STORED DATA:
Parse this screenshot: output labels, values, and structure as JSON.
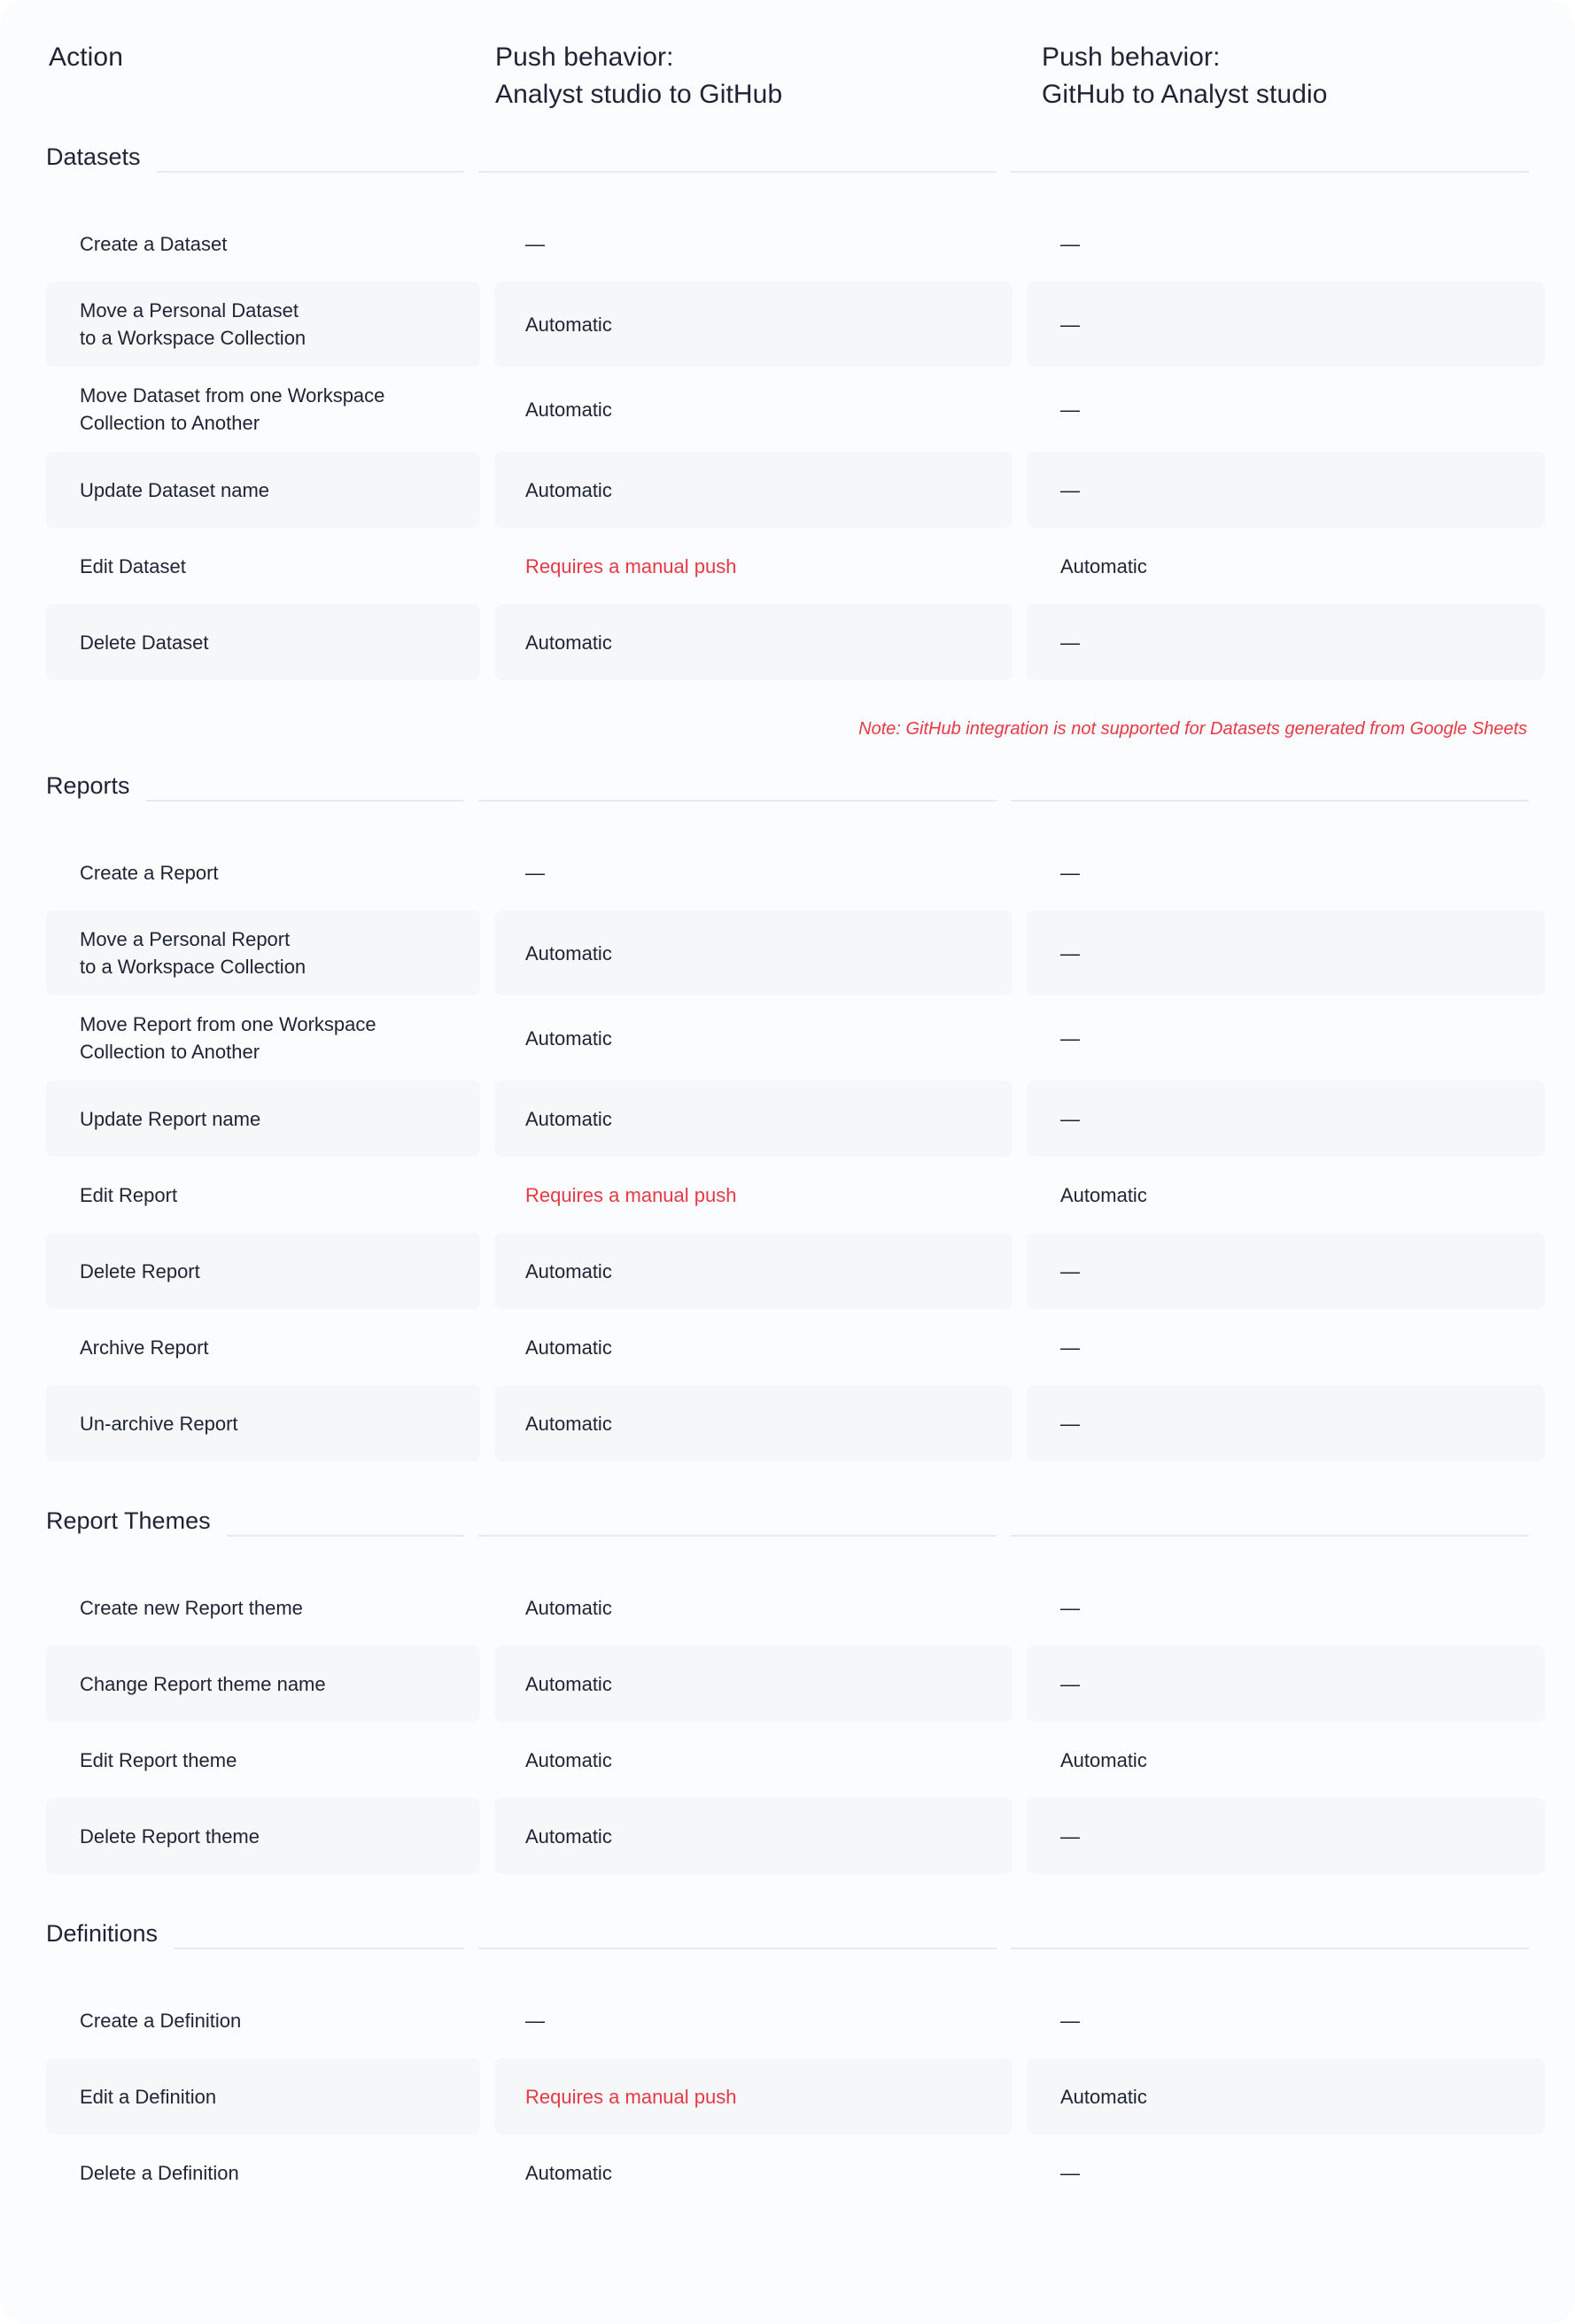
{
  "colors": {
    "text": "#1d2433",
    "accent_red": "#e63946",
    "row_shade": "#f5f7f9",
    "rule": "#e7ebf0",
    "card_bg": "#fbfcfd"
  },
  "header": {
    "col_action": "Action",
    "col_push_to_github": "Push behavior:\nAnalyst studio to GitHub",
    "col_push_from_github": "Push behavior:\nGitHub to Analyst studio"
  },
  "values": {
    "automatic": "Automatic",
    "manual": "Requires a manual push",
    "dash": "—"
  },
  "sections": [
    {
      "title": "Datasets",
      "rows": [
        {
          "action": "Create a Dataset",
          "to_github": "—",
          "from_github": "—",
          "to_github_style": "plain",
          "shaded": false,
          "tall": false
        },
        {
          "action": "Move a Personal Dataset\nto a Workspace Collection",
          "to_github": "Automatic",
          "from_github": "—",
          "to_github_style": "plain",
          "shaded": true,
          "tall": true
        },
        {
          "action": "Move Dataset from one Workspace\nCollection to Another",
          "to_github": "Automatic",
          "from_github": "—",
          "to_github_style": "plain",
          "shaded": false,
          "tall": true
        },
        {
          "action": "Update Dataset name",
          "to_github": "Automatic",
          "from_github": "—",
          "to_github_style": "plain",
          "shaded": true,
          "tall": false
        },
        {
          "action": "Edit Dataset",
          "to_github": "Requires a manual push",
          "from_github": "Automatic",
          "to_github_style": "manual",
          "shaded": false,
          "tall": false
        },
        {
          "action": "Delete Dataset",
          "to_github": "Automatic",
          "from_github": "—",
          "to_github_style": "plain",
          "shaded": true,
          "tall": false
        }
      ],
      "note": "Note: GitHub integration is not supported for Datasets generated from Google Sheets"
    },
    {
      "title": "Reports",
      "rows": [
        {
          "action": "Create a Report",
          "to_github": "—",
          "from_github": "—",
          "to_github_style": "plain",
          "shaded": false,
          "tall": false
        },
        {
          "action": "Move a Personal Report\nto a Workspace Collection",
          "to_github": "Automatic",
          "from_github": "—",
          "to_github_style": "plain",
          "shaded": true,
          "tall": true
        },
        {
          "action": "Move Report from one Workspace\nCollection to Another",
          "to_github": "Automatic",
          "from_github": "—",
          "to_github_style": "plain",
          "shaded": false,
          "tall": true
        },
        {
          "action": "Update Report name",
          "to_github": "Automatic",
          "from_github": "—",
          "to_github_style": "plain",
          "shaded": true,
          "tall": false
        },
        {
          "action": "Edit Report",
          "to_github": "Requires a manual push",
          "from_github": "Automatic",
          "to_github_style": "manual",
          "shaded": false,
          "tall": false
        },
        {
          "action": "Delete Report",
          "to_github": "Automatic",
          "from_github": "—",
          "to_github_style": "plain",
          "shaded": true,
          "tall": false
        },
        {
          "action": "Archive Report",
          "to_github": "Automatic",
          "from_github": "—",
          "to_github_style": "plain",
          "shaded": false,
          "tall": false
        },
        {
          "action": "Un-archive Report",
          "to_github": "Automatic",
          "from_github": "—",
          "to_github_style": "plain",
          "shaded": true,
          "tall": false
        }
      ],
      "note": null
    },
    {
      "title": "Report Themes",
      "rows": [
        {
          "action": "Create new Report theme",
          "to_github": "Automatic",
          "from_github": "—",
          "to_github_style": "plain",
          "shaded": false,
          "tall": false
        },
        {
          "action": "Change Report theme name",
          "to_github": "Automatic",
          "from_github": "—",
          "to_github_style": "plain",
          "shaded": true,
          "tall": false
        },
        {
          "action": "Edit Report theme",
          "to_github": "Automatic",
          "from_github": "Automatic",
          "to_github_style": "plain",
          "shaded": false,
          "tall": false
        },
        {
          "action": "Delete Report theme",
          "to_github": "Automatic",
          "from_github": "—",
          "to_github_style": "plain",
          "shaded": true,
          "tall": false
        }
      ],
      "note": null
    },
    {
      "title": "Definitions",
      "rows": [
        {
          "action": "Create a Definition",
          "to_github": "—",
          "from_github": "—",
          "to_github_style": "plain",
          "shaded": false,
          "tall": false
        },
        {
          "action": "Edit a Definition",
          "to_github": "Requires a manual push",
          "from_github": "Automatic",
          "to_github_style": "manual",
          "shaded": true,
          "tall": false
        },
        {
          "action": "Delete a Definition",
          "to_github": "Automatic",
          "from_github": "—",
          "to_github_style": "plain",
          "shaded": false,
          "tall": false
        }
      ],
      "note": null
    }
  ]
}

GIVEN PROBLEM: Reproduce every record above exactly, omitting the pictures.

RESPONSE FOR THIS EXERCISE:
Parse this screenshot: output labels, values, and structure as JSON.
{
  "colors": {
    "text": "#1d2433",
    "accent_red": "#e63946",
    "row_shade": "#f5f7f9",
    "rule": "#e7ebf0",
    "card_bg": "#fbfcfd"
  },
  "header": {
    "col_action": "Action",
    "col_push_to_github": "Push behavior:\nAnalyst studio to GitHub",
    "col_push_from_github": "Push behavior:\nGitHub to Analyst studio"
  },
  "values": {
    "automatic": "Automatic",
    "manual": "Requires a manual push",
    "dash": "—"
  },
  "sections": [
    {
      "title": "Datasets",
      "rows": [
        {
          "action": "Create a Dataset",
          "to_github": "—",
          "from_github": "—",
          "to_github_style": "plain",
          "shaded": false,
          "tall": false
        },
        {
          "action": "Move a Personal Dataset\nto a Workspace Collection",
          "to_github": "Automatic",
          "from_github": "—",
          "to_github_style": "plain",
          "shaded": true,
          "tall": true
        },
        {
          "action": "Move Dataset from one Workspace\nCollection to Another",
          "to_github": "Automatic",
          "from_github": "—",
          "to_github_style": "plain",
          "shaded": false,
          "tall": true
        },
        {
          "action": "Update Dataset name",
          "to_github": "Automatic",
          "from_github": "—",
          "to_github_style": "plain",
          "shaded": true,
          "tall": false
        },
        {
          "action": "Edit Dataset",
          "to_github": "Requires a manual push",
          "from_github": "Automatic",
          "to_github_style": "manual",
          "shaded": false,
          "tall": false
        },
        {
          "action": "Delete Dataset",
          "to_github": "Automatic",
          "from_github": "—",
          "to_github_style": "plain",
          "shaded": true,
          "tall": false
        }
      ],
      "note": "Note: GitHub integration is not supported for Datasets generated from Google Sheets"
    },
    {
      "title": "Reports",
      "rows": [
        {
          "action": "Create a Report",
          "to_github": "—",
          "from_github": "—",
          "to_github_style": "plain",
          "shaded": false,
          "tall": false
        },
        {
          "action": "Move a Personal Report\nto a Workspace Collection",
          "to_github": "Automatic",
          "from_github": "—",
          "to_github_style": "plain",
          "shaded": true,
          "tall": true
        },
        {
          "action": "Move Report from one Workspace\nCollection to Another",
          "to_github": "Automatic",
          "from_github": "—",
          "to_github_style": "plain",
          "shaded": false,
          "tall": true
        },
        {
          "action": "Update Report name",
          "to_github": "Automatic",
          "from_github": "—",
          "to_github_style": "plain",
          "shaded": true,
          "tall": false
        },
        {
          "action": "Edit Report",
          "to_github": "Requires a manual push",
          "from_github": "Automatic",
          "to_github_style": "manual",
          "shaded": false,
          "tall": false
        },
        {
          "action": "Delete Report",
          "to_github": "Automatic",
          "from_github": "—",
          "to_github_style": "plain",
          "shaded": true,
          "tall": false
        },
        {
          "action": "Archive Report",
          "to_github": "Automatic",
          "from_github": "—",
          "to_github_style": "plain",
          "shaded": false,
          "tall": false
        },
        {
          "action": "Un-archive Report",
          "to_github": "Automatic",
          "from_github": "—",
          "to_github_style": "plain",
          "shaded": true,
          "tall": false
        }
      ],
      "note": null
    },
    {
      "title": "Report Themes",
      "rows": [
        {
          "action": "Create new Report theme",
          "to_github": "Automatic",
          "from_github": "—",
          "to_github_style": "plain",
          "shaded": false,
          "tall": false
        },
        {
          "action": "Change Report theme name",
          "to_github": "Automatic",
          "from_github": "—",
          "to_github_style": "plain",
          "shaded": true,
          "tall": false
        },
        {
          "action": "Edit Report theme",
          "to_github": "Automatic",
          "from_github": "Automatic",
          "to_github_style": "plain",
          "shaded": false,
          "tall": false
        },
        {
          "action": "Delete Report theme",
          "to_github": "Automatic",
          "from_github": "—",
          "to_github_style": "plain",
          "shaded": true,
          "tall": false
        }
      ],
      "note": null
    },
    {
      "title": "Definitions",
      "rows": [
        {
          "action": "Create a Definition",
          "to_github": "—",
          "from_github": "—",
          "to_github_style": "plain",
          "shaded": false,
          "tall": false
        },
        {
          "action": "Edit a Definition",
          "to_github": "Requires a manual push",
          "from_github": "Automatic",
          "to_github_style": "manual",
          "shaded": true,
          "tall": false
        },
        {
          "action": "Delete a Definition",
          "to_github": "Automatic",
          "from_github": "—",
          "to_github_style": "plain",
          "shaded": false,
          "tall": false
        }
      ],
      "note": null
    }
  ]
}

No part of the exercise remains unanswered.